EXERCISE TASK:
Write the listing below out again exactly, dropping the images.

====================

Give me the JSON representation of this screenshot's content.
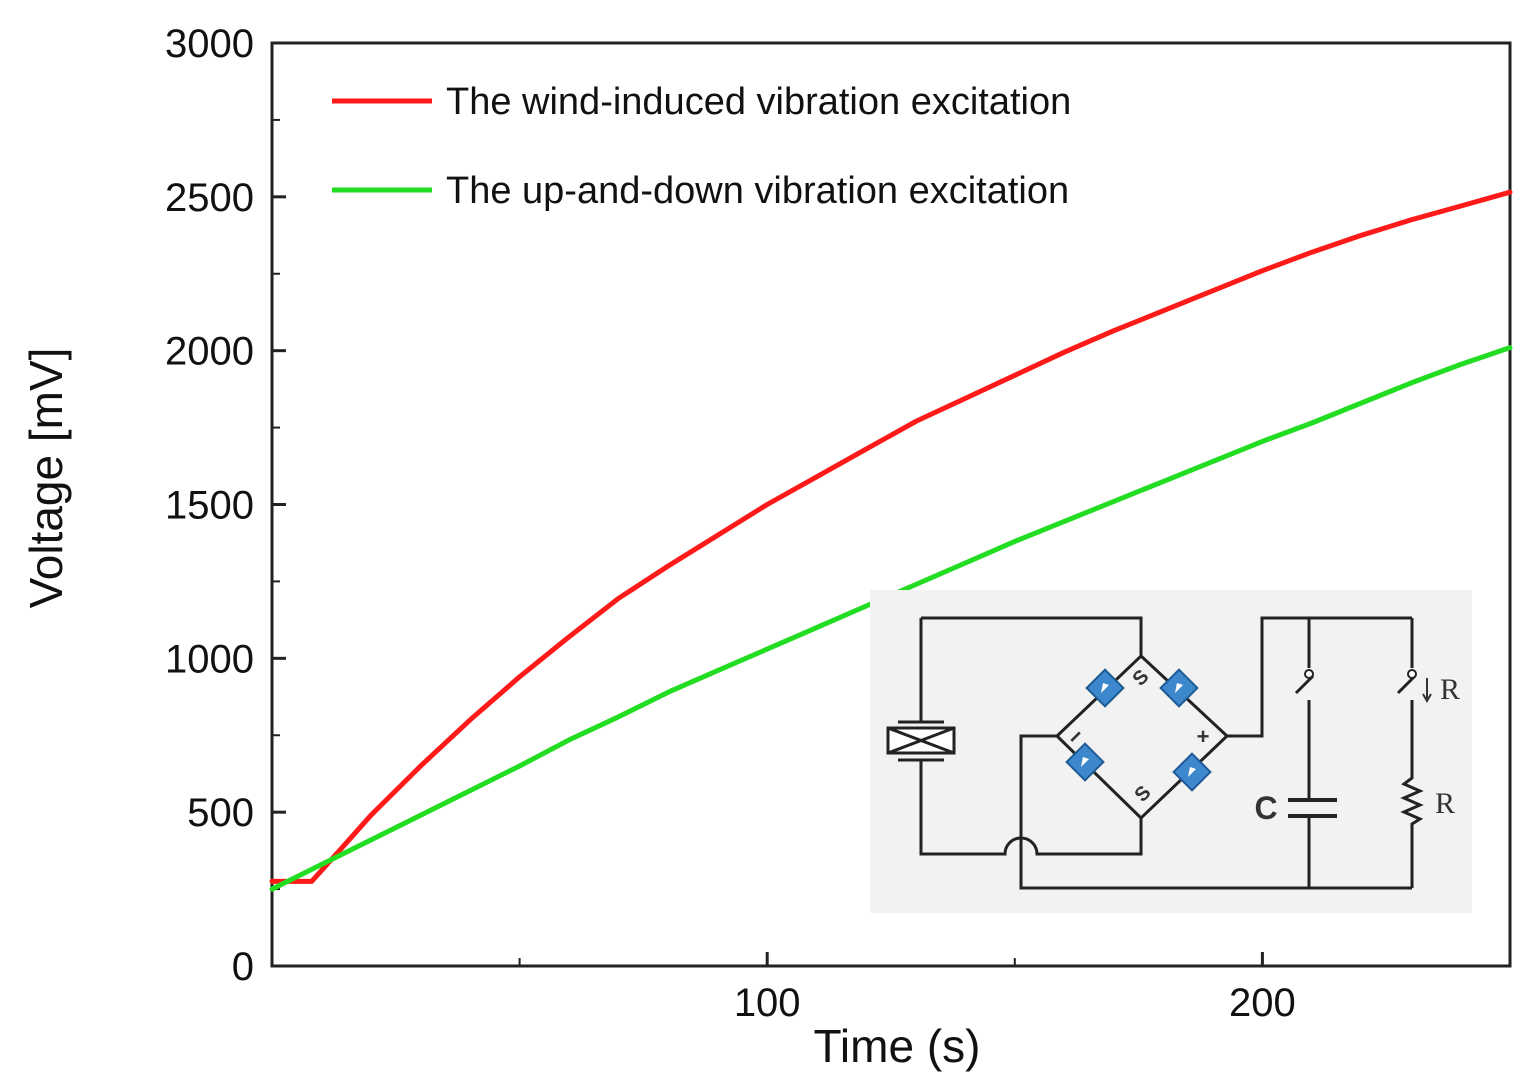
{
  "chart_data": {
    "type": "line",
    "title": "",
    "xlabel": "Time (s)",
    "ylabel": "Voltage [mV]",
    "xlim": [
      0,
      250
    ],
    "ylim": [
      0,
      3000
    ],
    "xticks": [
      100,
      200
    ],
    "xticks_minor": [
      50,
      150
    ],
    "yticks": [
      0,
      500,
      1000,
      1500,
      2000,
      2500,
      3000
    ],
    "grid": false,
    "legend_position": "top-left",
    "series": [
      {
        "name": "The wind-induced vibration excitation",
        "color": "#ff1a1a",
        "x": [
          0,
          8,
          10,
          15,
          20,
          25,
          30,
          40,
          50,
          60,
          70,
          80,
          90,
          100,
          110,
          120,
          130,
          140,
          150,
          160,
          170,
          180,
          190,
          200,
          210,
          220,
          230,
          240,
          250
        ],
        "y": [
          275,
          275,
          310,
          400,
          490,
          570,
          650,
          800,
          940,
          1070,
          1195,
          1300,
          1400,
          1500,
          1590,
          1680,
          1770,
          1845,
          1920,
          1995,
          2065,
          2130,
          2195,
          2260,
          2320,
          2375,
          2425,
          2470,
          2515
        ]
      },
      {
        "name": "The up-and-down vibration excitation",
        "color": "#22dd22",
        "x": [
          0,
          10,
          20,
          30,
          40,
          50,
          60,
          70,
          80,
          90,
          100,
          110,
          120,
          130,
          140,
          150,
          160,
          170,
          180,
          190,
          200,
          210,
          220,
          230,
          240,
          250
        ],
        "y": [
          250,
          330,
          410,
          490,
          570,
          650,
          735,
          810,
          890,
          960,
          1030,
          1100,
          1170,
          1240,
          1310,
          1380,
          1445,
          1510,
          1575,
          1640,
          1705,
          1765,
          1830,
          1895,
          1955,
          2010
        ]
      }
    ]
  },
  "inset": {
    "bridge_labels": [
      "S",
      "S",
      "−",
      "+"
    ],
    "capacitor_label": "C",
    "switch_label": "R",
    "resistor_label": "R"
  }
}
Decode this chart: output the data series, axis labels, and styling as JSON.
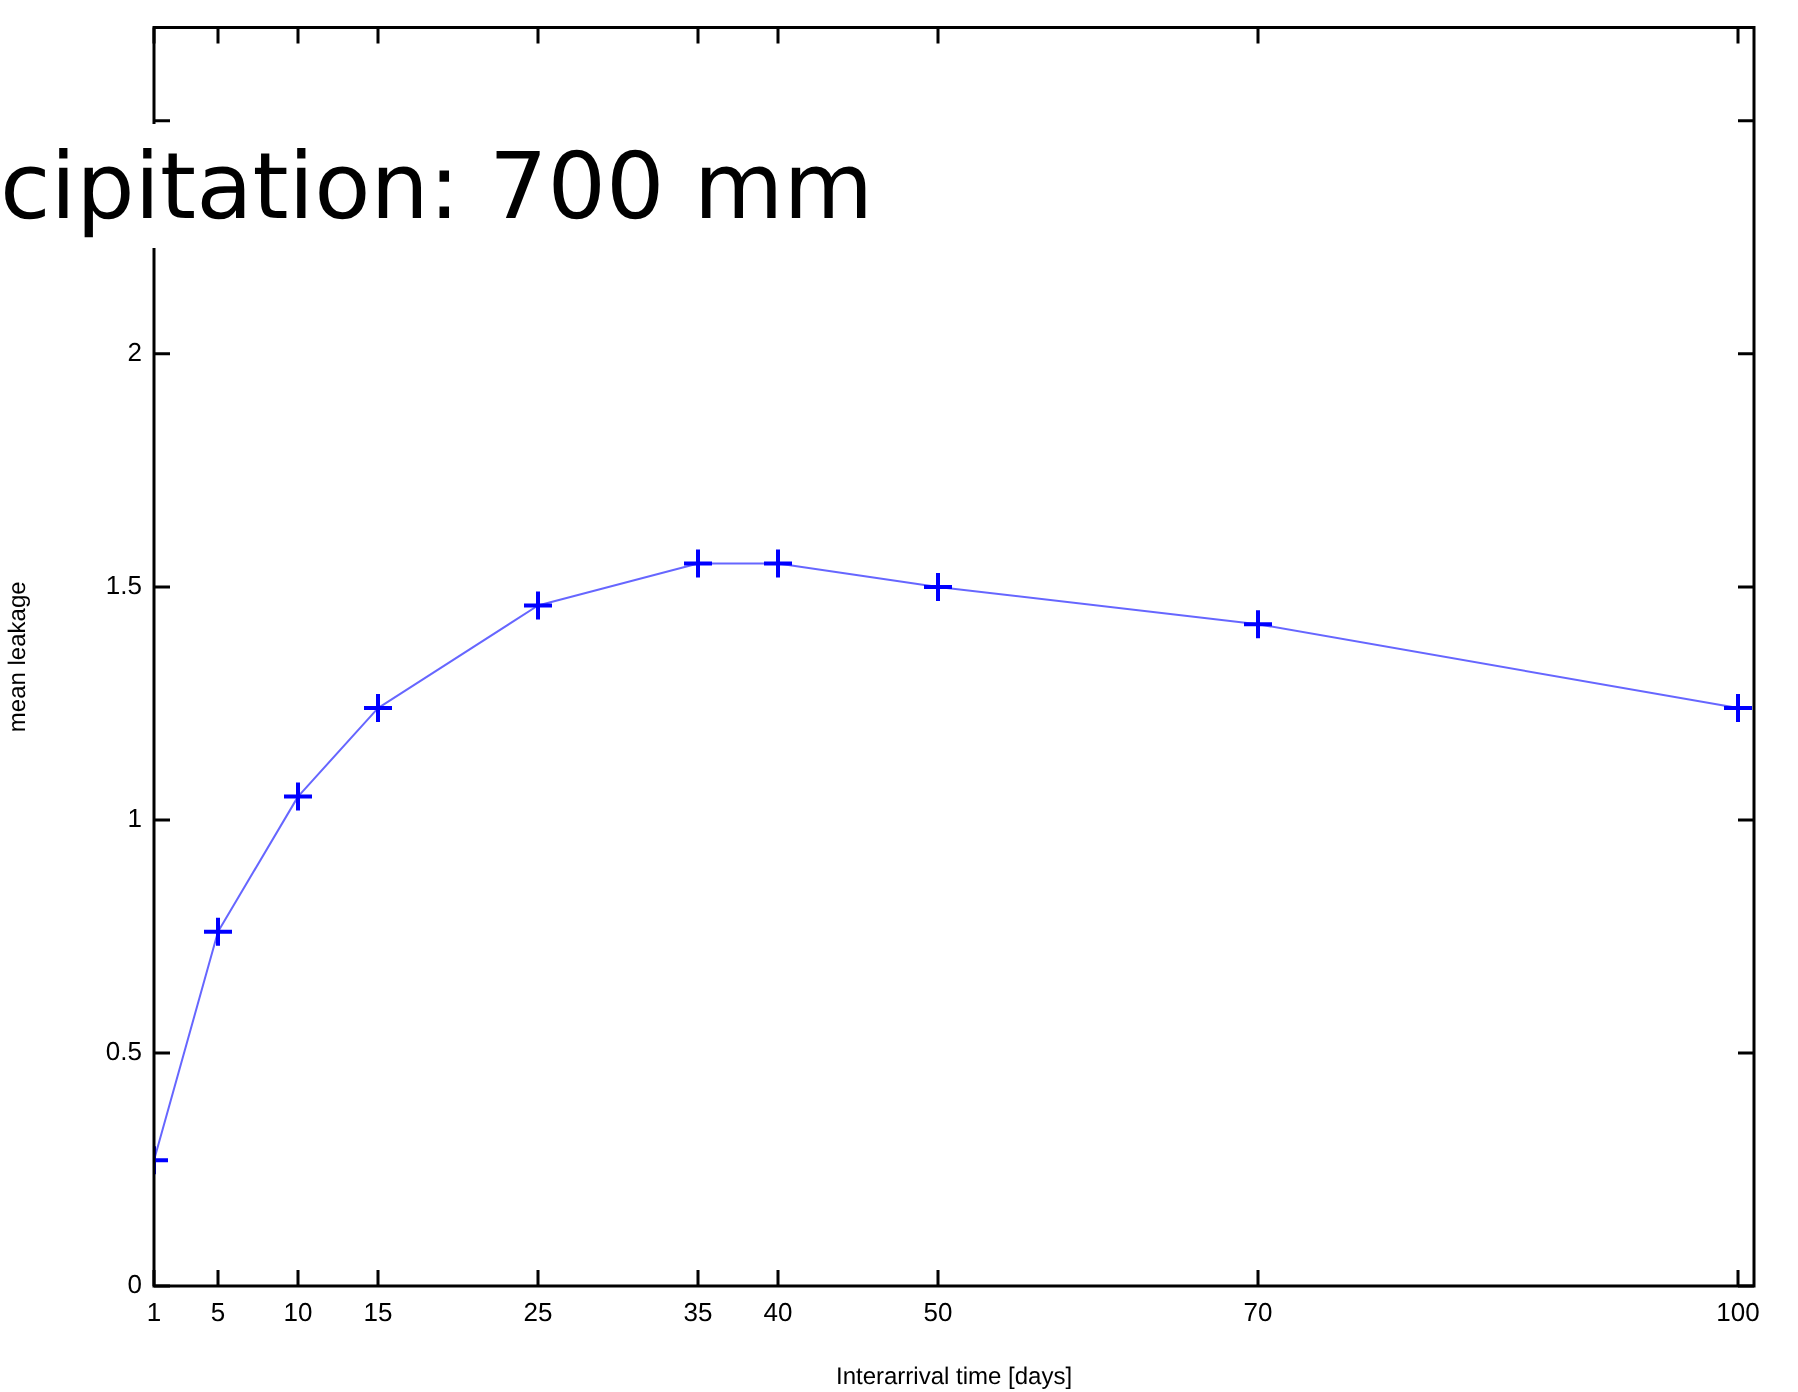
{
  "chart_data": {
    "type": "line",
    "title": "cipitation: 700 mm",
    "xlabel": "Interarrival time [days]",
    "ylabel": "mean leakage",
    "x": [
      1,
      5,
      10,
      15,
      25,
      35,
      40,
      50,
      70,
      100
    ],
    "series": [
      {
        "color": "#0000ff",
        "values": [
          0.27,
          0.76,
          1.05,
          1.24,
          1.46,
          1.55,
          1.55,
          1.5,
          1.42,
          1.24
        ]
      }
    ],
    "xlim": [
      1,
      101
    ],
    "xticks": [
      1,
      5,
      10,
      15,
      25,
      35,
      40,
      50,
      70,
      100
    ],
    "ylim": [
      0,
      2.7
    ],
    "yticks": [
      0,
      0.5,
      1,
      1.5,
      2,
      {
        "value": 2.5,
        "label": null
      }
    ],
    "grid": false,
    "legend": false,
    "marker": "cross",
    "line_style": "solid"
  }
}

====================

RESPONSE:
Give me the JSON representation of this screenshot's content.
{
  "chart_data": {
    "type": "line",
    "title": "",
    "xlabel": "Time (s)",
    "ylabel": "Voltage [mV]",
    "xlim": [
      0,
      250
    ],
    "ylim": [
      0,
      3000
    ],
    "xticks": [
      100,
      200
    ],
    "xticks_minor": [
      50,
      150
    ],
    "yticks": [
      0,
      500,
      1000,
      1500,
      2000,
      2500,
      3000
    ],
    "grid": false,
    "legend_position": "top-left",
    "series": [
      {
        "name": "The wind-induced vibration excitation",
        "color": "#ff1a1a",
        "x": [
          0,
          8,
          10,
          15,
          20,
          25,
          30,
          40,
          50,
          60,
          70,
          80,
          90,
          100,
          110,
          120,
          130,
          140,
          150,
          160,
          170,
          180,
          190,
          200,
          210,
          220,
          230,
          240,
          250
        ],
        "y": [
          275,
          275,
          310,
          400,
          490,
          570,
          650,
          800,
          940,
          1070,
          1195,
          1300,
          1400,
          1500,
          1590,
          1680,
          1770,
          1845,
          1920,
          1995,
          2065,
          2130,
          2195,
          2260,
          2320,
          2375,
          2425,
          2470,
          2515
        ]
      },
      {
        "name": "The up-and-down vibration excitation",
        "color": "#22dd22",
        "x": [
          0,
          10,
          20,
          30,
          40,
          50,
          60,
          70,
          80,
          90,
          100,
          110,
          120,
          130,
          140,
          150,
          160,
          170,
          180,
          190,
          200,
          210,
          220,
          230,
          240,
          250
        ],
        "y": [
          250,
          330,
          410,
          490,
          570,
          650,
          735,
          810,
          890,
          960,
          1030,
          1100,
          1170,
          1240,
          1310,
          1380,
          1445,
          1510,
          1575,
          1640,
          1705,
          1765,
          1830,
          1895,
          1955,
          2010
        ]
      }
    ]
  },
  "inset": {
    "bridge_labels": [
      "S",
      "S",
      "−",
      "+"
    ],
    "capacitor_label": "C",
    "switch_label": "R",
    "resistor_label": "R"
  }
}
Decode this chart: output the data series, axis labels, and styling as JSON.
{
  "chart_data": {
    "type": "line",
    "title": "cipitation: 700 mm",
    "xlabel": "Interarrival time [days]",
    "ylabel": "mean leakage",
    "x": [
      1,
      5,
      10,
      15,
      25,
      35,
      40,
      50,
      70,
      100
    ],
    "series": [
      {
        "color": "#0000ff",
        "values": [
          0.27,
          0.76,
          1.05,
          1.24,
          1.46,
          1.55,
          1.55,
          1.5,
          1.42,
          1.24
        ]
      }
    ],
    "xlim": [
      1,
      101
    ],
    "xticks": [
      1,
      5,
      10,
      15,
      25,
      35,
      40,
      50,
      70,
      100
    ],
    "ylim": [
      0,
      2.7
    ],
    "yticks": [
      0,
      0.5,
      1,
      1.5,
      2,
      {
        "value": 2.5,
        "label": null
      }
    ],
    "grid": false,
    "legend": false,
    "marker": "cross",
    "line_style": "solid"
  }
}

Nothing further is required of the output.